(Problem details): Pick out and copy every line below that has the word "weight".

═════ Material for this exercise

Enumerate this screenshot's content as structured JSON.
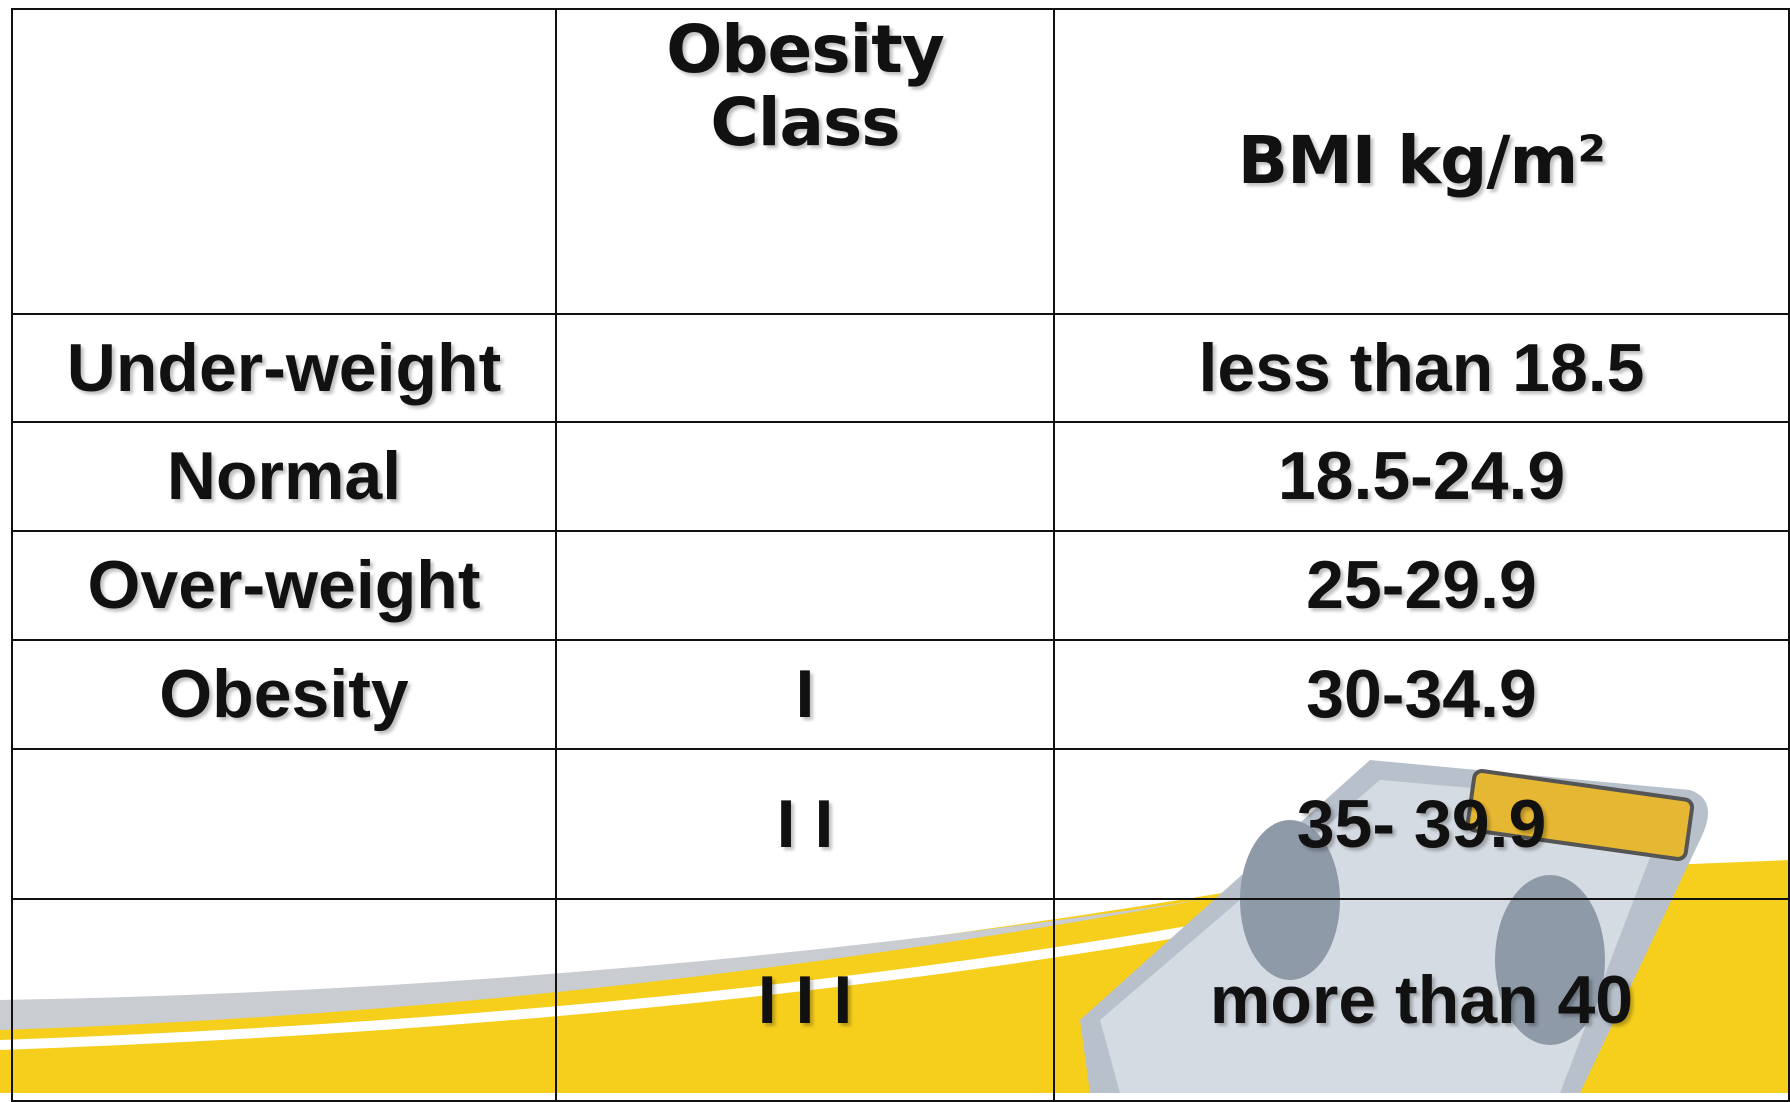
{
  "header": {
    "class": "Obesity Class",
    "bmi": "BMI kg/m²"
  },
  "rows": [
    {
      "label": "Under-weight",
      "bmi": "less than 18.5"
    },
    {
      "label": "Normal",
      "bmi": "18.5-24.9"
    },
    {
      "label": "Over-weight",
      "bmi": "25-29.9"
    },
    {
      "label": "Obesity",
      "class": "I",
      "bmi": "30-34.9"
    },
    {
      "class": "I I",
      "bmi": "35- 39.9"
    },
    {
      "class": "I I I",
      "bmi": "more than 40"
    }
  ]
}
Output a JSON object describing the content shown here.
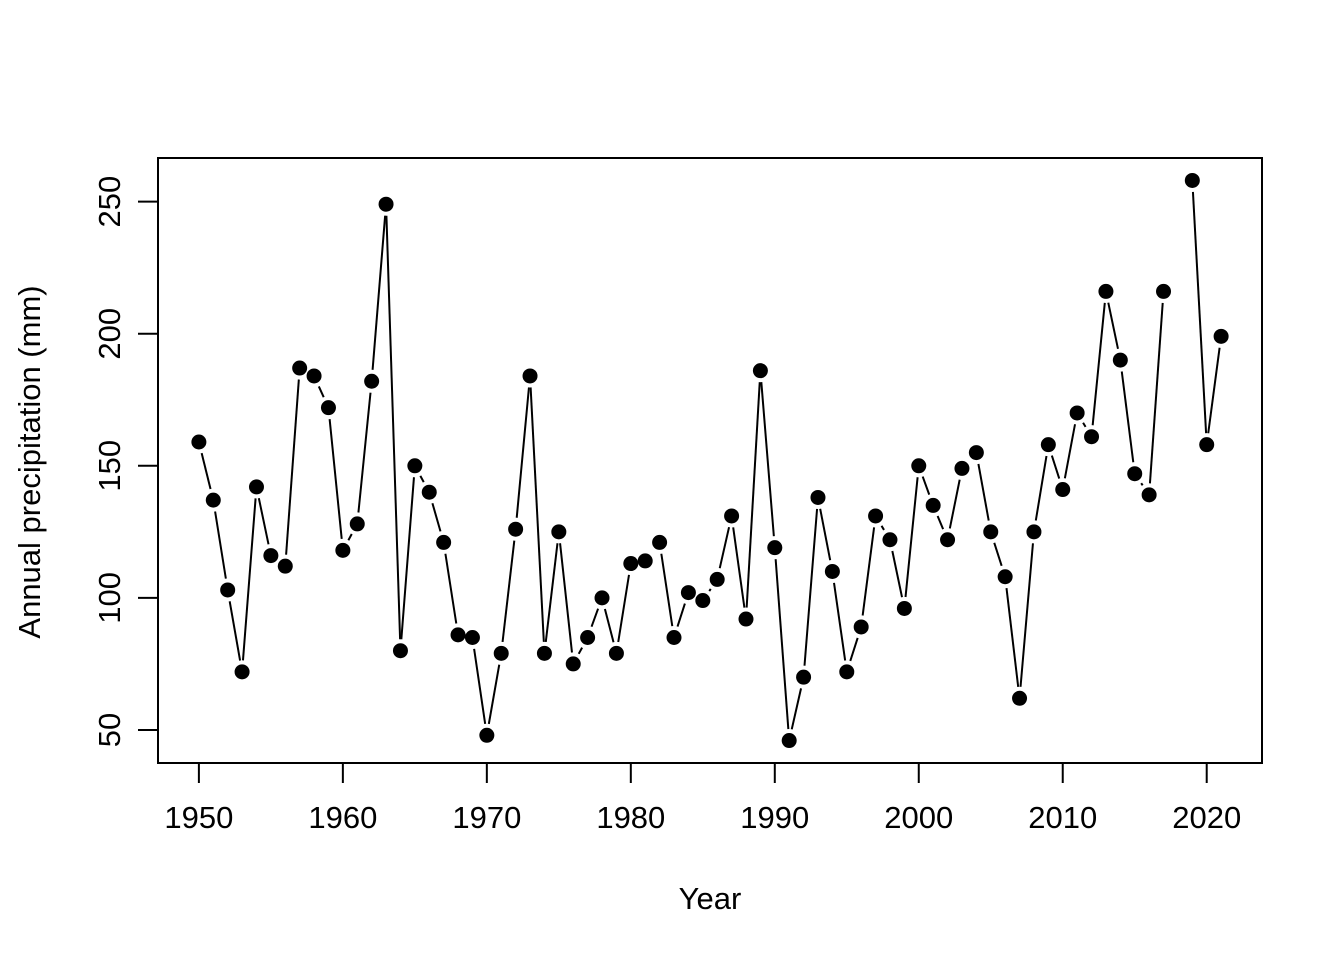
{
  "page": {
    "background_color": "#ffffff",
    "foreground_color": "#000000"
  },
  "chart_data": {
    "type": "line",
    "subtype": "points-and-lines",
    "marker": "filled-circle",
    "series_color": "#000000",
    "title": "",
    "xlabel": "Year",
    "ylabel": "Annual precipitation (mm)",
    "x": [
      1950,
      1951,
      1952,
      1953,
      1954,
      1955,
      1956,
      1957,
      1958,
      1959,
      1960,
      1961,
      1962,
      1963,
      1964,
      1965,
      1966,
      1967,
      1968,
      1969,
      1970,
      1971,
      1972,
      1973,
      1974,
      1975,
      1976,
      1977,
      1978,
      1979,
      1980,
      1981,
      1982,
      1983,
      1984,
      1985,
      1986,
      1987,
      1988,
      1989,
      1990,
      1991,
      1992,
      1993,
      1994,
      1995,
      1996,
      1997,
      1998,
      1999,
      2000,
      2001,
      2002,
      2003,
      2004,
      2005,
      2006,
      2007,
      2008,
      2009,
      2010,
      2011,
      2012,
      2013,
      2014,
      2015,
      2016,
      2017,
      2018,
      2019,
      2020,
      2021
    ],
    "y": [
      159,
      137,
      103,
      72,
      142,
      116,
      112,
      187,
      184,
      172,
      118,
      128,
      182,
      249,
      80,
      150,
      140,
      121,
      86,
      85,
      48,
      79,
      126,
      184,
      79,
      125,
      75,
      85,
      100,
      79,
      113,
      114,
      121,
      85,
      102,
      99,
      107,
      131,
      92,
      186,
      119,
      46,
      70,
      138,
      110,
      72,
      89,
      131,
      122,
      96,
      150,
      135,
      122,
      149,
      155,
      125,
      108,
      62,
      125,
      158,
      141,
      170,
      161,
      216,
      190,
      147,
      139,
      216,
      null,
      258,
      158,
      199
    ],
    "x_ticks": [
      1950,
      1960,
      1970,
      1980,
      1990,
      2000,
      2010,
      2020
    ],
    "y_ticks": [
      50,
      100,
      150,
      200,
      250
    ],
    "x_range": [
      1947.16,
      2023.84
    ],
    "y_range": [
      37.5,
      266.5
    ],
    "grid": "off",
    "legend": "none"
  }
}
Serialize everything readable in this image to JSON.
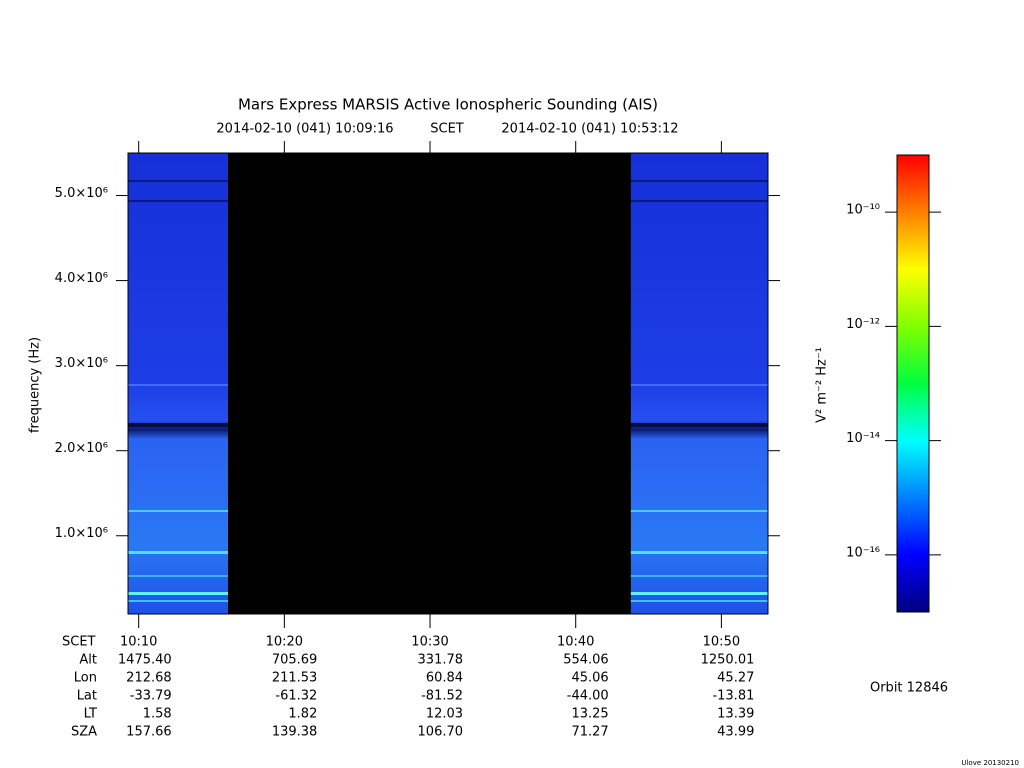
{
  "chart_data": {
    "type": "spectrogram",
    "title": "Mars Express MARSIS Active Ionospheric Sounding (AIS)",
    "subtitle_start": "2014-02-10 (041) 10:09:16",
    "subtitle_label": "SCET",
    "subtitle_end": "2014-02-10 (041) 10:53:12",
    "ylabel": "frequency (Hz)",
    "xlim": [
      36556,
      39192
    ],
    "xticks": [
      {
        "value": 36600,
        "label": "10:10"
      },
      {
        "value": 37200,
        "label": "10:20"
      },
      {
        "value": 37800,
        "label": "10:30"
      },
      {
        "value": 38400,
        "label": "10:40"
      },
      {
        "value": 39000,
        "label": "10:50"
      }
    ],
    "ylim": [
      80000,
      5500000
    ],
    "yticks": [
      {
        "value": 1000000,
        "label": "1.0×10⁶"
      },
      {
        "value": 2000000,
        "label": "2.0×10⁶"
      },
      {
        "value": 3000000,
        "label": "3.0×10⁶"
      },
      {
        "value": 4000000,
        "label": "4.0×10⁶"
      },
      {
        "value": 5000000,
        "label": "5.0×10⁶"
      }
    ],
    "segments": [
      [
        36556,
        36968
      ],
      [
        38627,
        39192
      ]
    ],
    "colorbar": {
      "label": "V² m⁻² Hz⁻¹",
      "log": true,
      "zlim": [
        1e-17,
        1e-09
      ],
      "ticks": [
        {
          "value": 1e-10,
          "label": "10⁻¹⁰"
        },
        {
          "value": 1e-12,
          "label": "10⁻¹²"
        },
        {
          "value": 1e-14,
          "label": "10⁻¹⁴"
        },
        {
          "value": 1e-16,
          "label": "10⁻¹⁶"
        }
      ],
      "colormap": [
        "#000080",
        "#0000ff",
        "#0080ff",
        "#00ffff",
        "#00ff40",
        "#80ff00",
        "#ffff00",
        "#ff8000",
        "#ff0000"
      ]
    }
  },
  "ephemeris": {
    "scet_label": "SCET",
    "rows": [
      {
        "label": "Alt",
        "values": [
          "1475.40",
          "705.69",
          "331.78",
          "554.06",
          "1250.01"
        ]
      },
      {
        "label": "Lon",
        "values": [
          "212.68",
          "211.53",
          "60.84",
          "45.06",
          "45.27"
        ]
      },
      {
        "label": "Lat",
        "values": [
          "-33.79",
          "-61.32",
          "-81.52",
          "-44.00",
          "-13.81"
        ]
      },
      {
        "label": "LT",
        "values": [
          "1.58",
          "1.82",
          "12.03",
          "13.25",
          "13.39"
        ]
      },
      {
        "label": "SZA",
        "values": [
          "157.66",
          "139.38",
          "106.70",
          "71.27",
          "43.99"
        ]
      }
    ]
  },
  "orbit": "Orbit 12846",
  "footer": "Ulove 20130210"
}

══════════

(The output):
      "label": "Under-weight",
      "label": "Over-weight",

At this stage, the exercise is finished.